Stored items
■ ■ ■

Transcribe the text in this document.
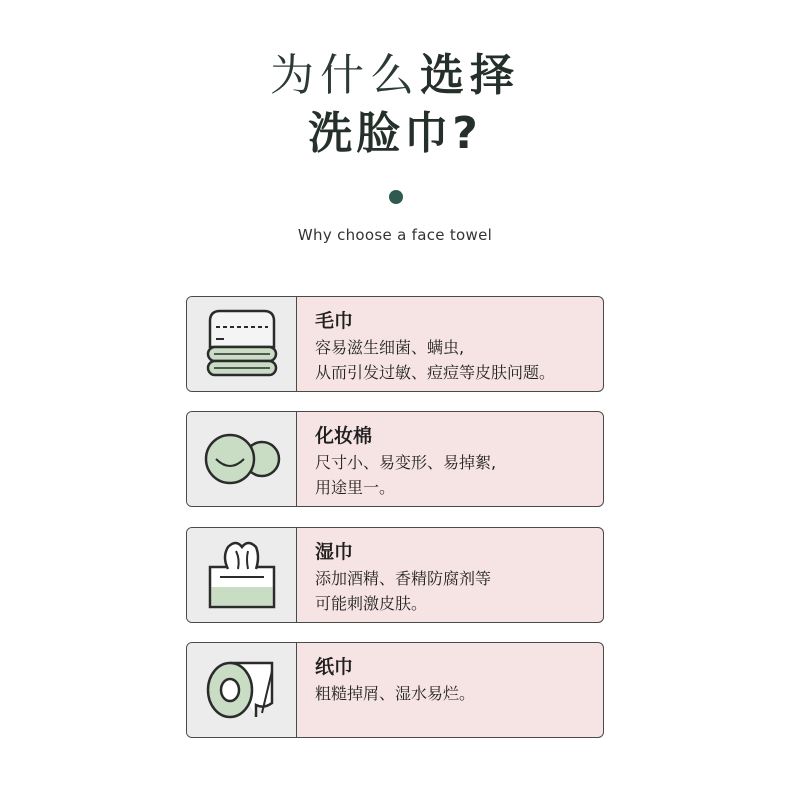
为什么选择
洗脸巾?
Why choose a face towel
毛巾
容易滋生细菌、螨虫,
从而引发过敏、痘痘等皮肤问题。
化妆棉
尺寸小、易变形、易掉絮,
用途里一。
湿巾
添加酒精、香精防腐剂等
可能刺激皮肤。
纸巾
粗糙掉屑、湿水易烂。
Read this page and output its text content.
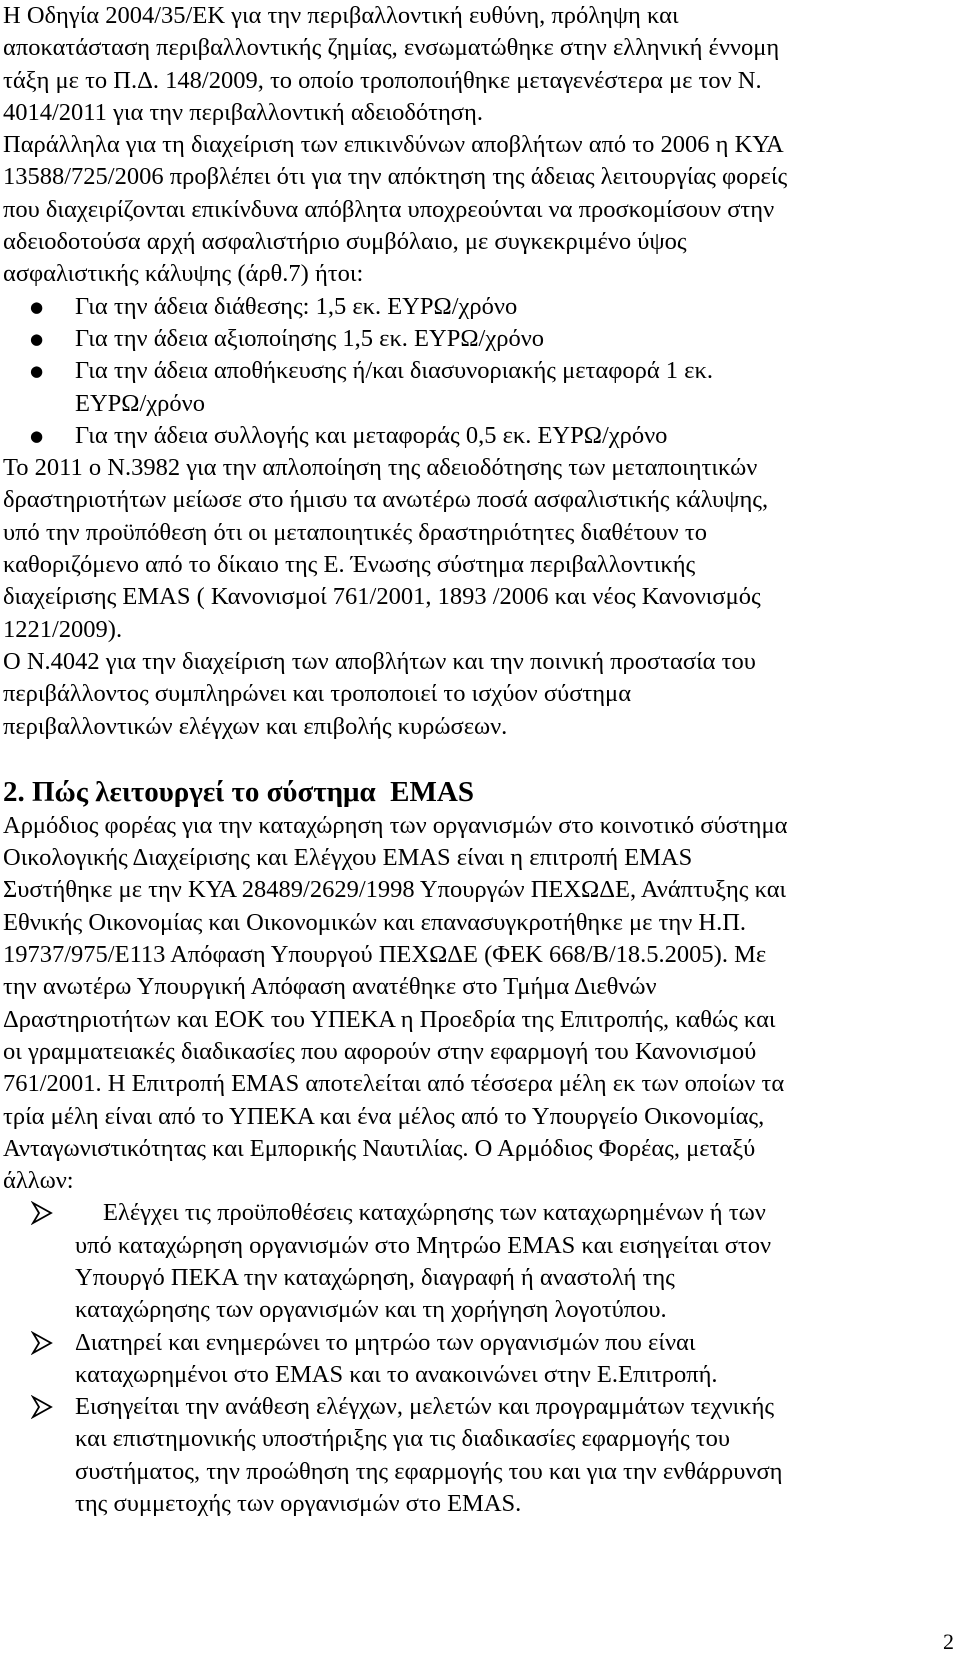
Η Οδηγία 2004/35/ΕΚ για την περιβαλλοντική ευθύνη, πρόληψη και
αποκατάσταση περιβαλλοντικής ζημίας, ενσωματώθηκε στην ελληνική έννομη
τάξη με το Π.Δ. 148/2009, το οποίο τροποποιήθηκε μεταγενέστερα με τον Ν.
4014/2011 για την περιβαλλοντική αδειοδότηση.

Παράλληλα για τη διαχείριση των επικινδύνων αποβλήτων από το 2006 η ΚΥΑ
13588/725/2006 προβλέπει ότι για την απόκτηση της άδειας λειτουργίας φορείς
που διαχειρίζονται επικίνδυνα απόβλητα υποχρεούνται να προσκομίσουν στην
αδειοδοτούσα αρχή ασφαλιστήριο συμβόλαιο, με συγκεκριμένο ύψος
ασφαλιστικής κάλυψης (άρθ.7) ήτοι:

● Για την άδεια διάθεσης: 1,5 εκ. ΕΥΡΩ/χρόνο
● Για την άδεια αξιοποίησης 1,5 εκ. ΕΥΡΩ/χρόνο
● Για την άδεια αποθήκευσης ή/και διασυνοριακής μεταφορά 1 εκ.
ΕΥΡΩ/χρόνο
● Για την άδεια συλλογής και μεταφοράς 0,5 εκ. ΕΥΡΩ/χρόνο

Το 2011 ο Ν.3982 για την απλοποίηση της αδειοδότησης των μεταποιητικών
δραστηριοτήτων μείωσε στο ήμισυ τα ανωτέρω ποσά ασφαλιστικής κάλυψης,
υπό την προϋπόθεση ότι οι μεταποιητικές δραστηριότητες διαθέτουν το
καθοριζόμενο από το δίκαιο της Ε. Ένωσης σύστημα περιβαλλοντικής
διαχείρισης EMAS ( Κανονισμοί 761/2001, 1893 /2006 και νέος Κανονισμός
1221/2009).

Ο Ν.4042 για την διαχείριση των αποβλήτων και την ποινική προστασία του
περιβάλλοντος συμπληρώνει και τροποποιεί το ισχύον σύστημα
περιβαλλοντικών ελέγχων και επιβολής κυρώσεων.

2. Πώς λειτουργεί το σύστημα  EMAS

Αρμόδιος φορέας για την καταχώρηση των οργανισμών στο κοινοτικό σύστημα
Οικολογικής Διαχείρισης και Ελέγχου EMAS είναι η επιτροπή EMAS
Συστήθηκε με την ΚΥΑ 28489/2629/1998 Υπουργών ΠΕΧΩΔΕ, Ανάπτυξης και
Εθνικής Οικονομίας και Οικονομικών και επανασυγκροτήθηκε με την Η.Π.
19737/975/Ε113 Απόφαση Υπουργού ΠΕΧΩΔΕ (ΦΕΚ 668/Β/18.5.2005). Με
την ανωτέρω Υπουργική Απόφαση ανατέθηκε στο Τμήμα Διεθνών
Δραστηριοτήτων και ΕΟΚ του ΥΠΕΚΑ η Προεδρία της Επιτροπής, καθώς και
οι γραμματειακές διαδικασίες που αφορούν στην εφαρμογή του Κανονισμού
761/2001. Η Επιτροπή EMAS αποτελείται από τέσσερα μέλη εκ των οποίων τα
τρία μέλη είναι από το ΥΠΕΚΑ και ένα μέλος από το Υπουργείο Οικονομίας,
Ανταγωνιστικότητας και Εμπορικής Ναυτιλίας. Ο Αρμόδιος Φορέας, μεταξύ
άλλων:

Ελέγχει τις προϋποθέσεις καταχώρησης των καταχωρημένων ή των
υπό καταχώρηση οργανισμών στο Μητρώο EMAS και εισηγείται στον
Υπουργό ΠΕΚΑ την καταχώρηση, διαγραφή ή αναστολή της
καταχώρησης των οργανισμών και τη χορήγηση λογοτύπου.
Διατηρεί και ενημερώνει το μητρώο των οργανισμών που είναι
καταχωρημένοι στο EMAS και το ανακοινώνει στην Ε.Επιτροπή.
Εισηγείται την ανάθεση ελέγχων, μελετών και προγραμμάτων τεχνικής
και επιστημονικής υποστήριξης για τις διαδικασίες εφαρμογής του
συστήματος, την προώθηση της εφαρμογής του και για την ενθάρρυνση
της συμμετοχής των οργανισμών στο EMAS.
2
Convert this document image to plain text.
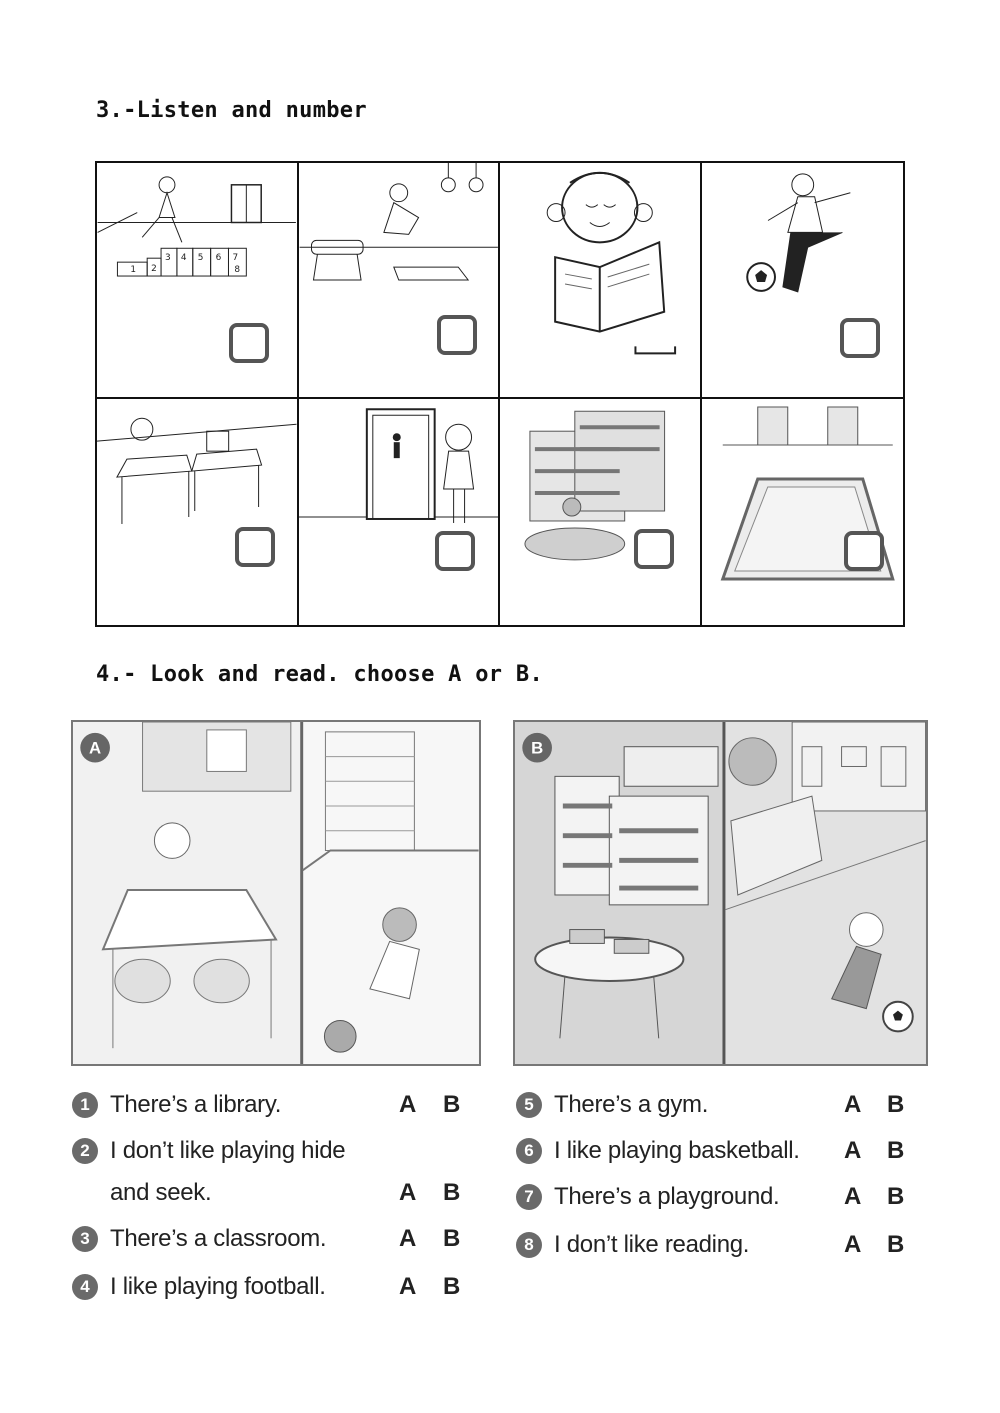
3.-Listen and number
1 2
3 4 5 6 7
8
4.- Look and read. choose A or B.
A	B
1 There’s a library.	A B
2 I don’t like playing hide
and seek.	A B
3 There’s a classroom.	A B
4 I like playing football.	A B
5 There’s a gym.	A B
6 I like playing basketball. A B
7 There’s a playground.	A B
8 I don’t like reading.	A B
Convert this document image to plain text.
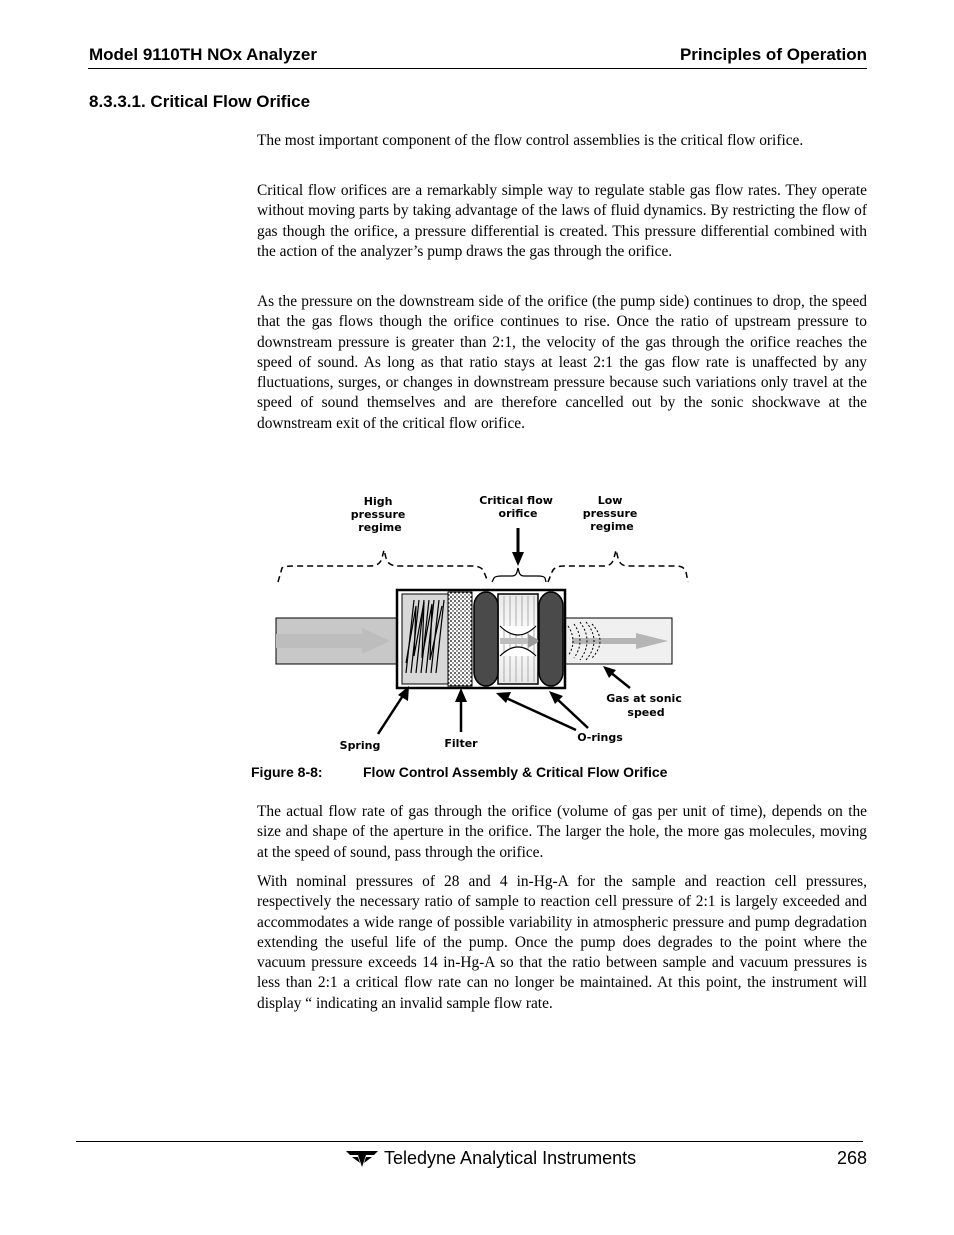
Model 9110TH NOx Analyzer	Principles of Operation
8.3.3.1. Critical Flow Orifice

The most important component of the flow control assemblies is the critical flow orifice.

Critical flow orifices are a remarkably simple way to regulate stable gas flow rates. They operate without moving parts by taking advantage of the laws of fluid dynamics. By restricting the flow of gas though the orifice, a pressure differential is created. This pressure differential combined with the action of the analyzer’s pump draws the gas through the orifice.

As the pressure on the downstream side of the orifice (the pump side) continues to drop, the speed that the gas flows though the orifice continues to rise. Once the ratio of upstream pressure to downstream pressure is greater than 2:1, the velocity of the gas through the orifice reaches the speed of sound. As long as that ratio stays at least 2:1 the gas flow rate is unaffected by any fluctuations, surges, or changes in downstream pressure because such variations only travel at the speed of sound themselves and are therefore cancelled out by the sonic shockwave at the downstream exit of the critical flow orifice.

High pressure regime
Critical flow orifice
Low pressure regime
Gas at sonic speed
Spring	Filter	O-rings
Figure 8-8:	Flow Control Assembly & Critical Flow Orifice

The actual flow rate of gas through the orifice (volume of gas per unit of time), depends on the size and shape of the aperture in the orifice. The larger the hole, the more gas molecules, moving at the speed of sound, pass through the orifice.

With nominal pressures of 28 and 4 in-Hg-A for the sample and reaction cell pressures, respectively the necessary ratio of sample to reaction cell pressure of 2:1 is largely exceeded and accommodates a wide range of possible variability in atmospheric pressure and pump degradation extending the useful life of the pump. Once the pump does degrades to the point where the vacuum pressure exceeds 14 in-Hg-A so that the ratio between sample and vacuum pressures is less than 2:1 a critical flow rate can no longer be maintained. At this point, the instrument will display “ indicating an invalid sample flow rate.

Teledyne Analytical Instruments	268
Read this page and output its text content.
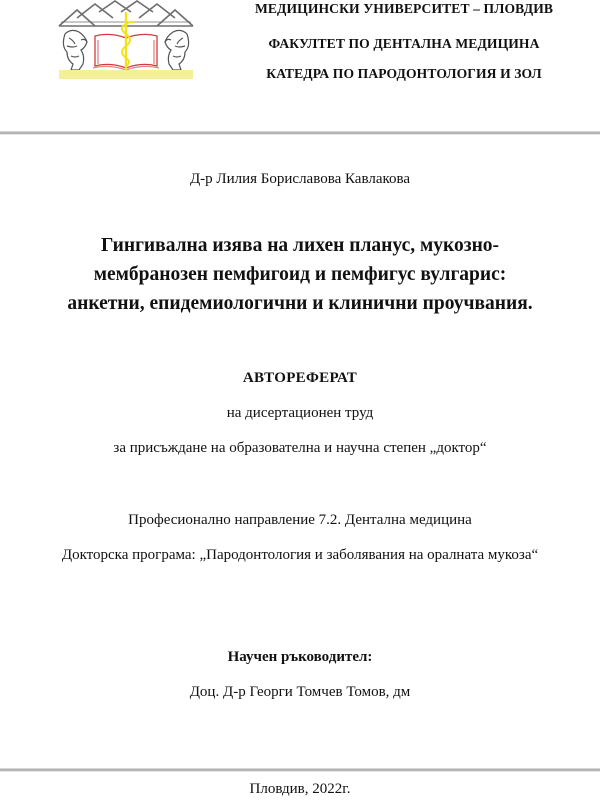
МЕДИЦИНСКИ УНИВЕРСИТЕТ – ПЛОВДИВ
ФАКУЛТЕТ ПО ДЕНТАЛНА МЕДИЦИНА
КАТЕДРА ПО ПАРОДОНТОЛОГИЯ И ЗОЛ
Д-р Лилия Бориславова Кавлакова
Гингивална изява на лихен планус, мукозно-
мембранозен пемфигоид и пемфигус вулгарис:
анкетни, епидемиологични и клинични проучвания.
АВТОРЕФЕРАТ
на дисертационен труд
за присъждане на образователна и научна степен „доктор“
Професионално направление 7.2. Дентална медицина
Докторска програма: „Пародонтология и заболявания на оралната мукоза“
Научен ръководител:
Доц. Д-р Георги Томчев Томов, дм
Пловдив, 2022г.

■ ■ ■

AIM OF THE EXERCISE> In the data above, how many lines contain the string "ασφαλιστικής"? Answer with the number only.

TASK SOLUTION> 2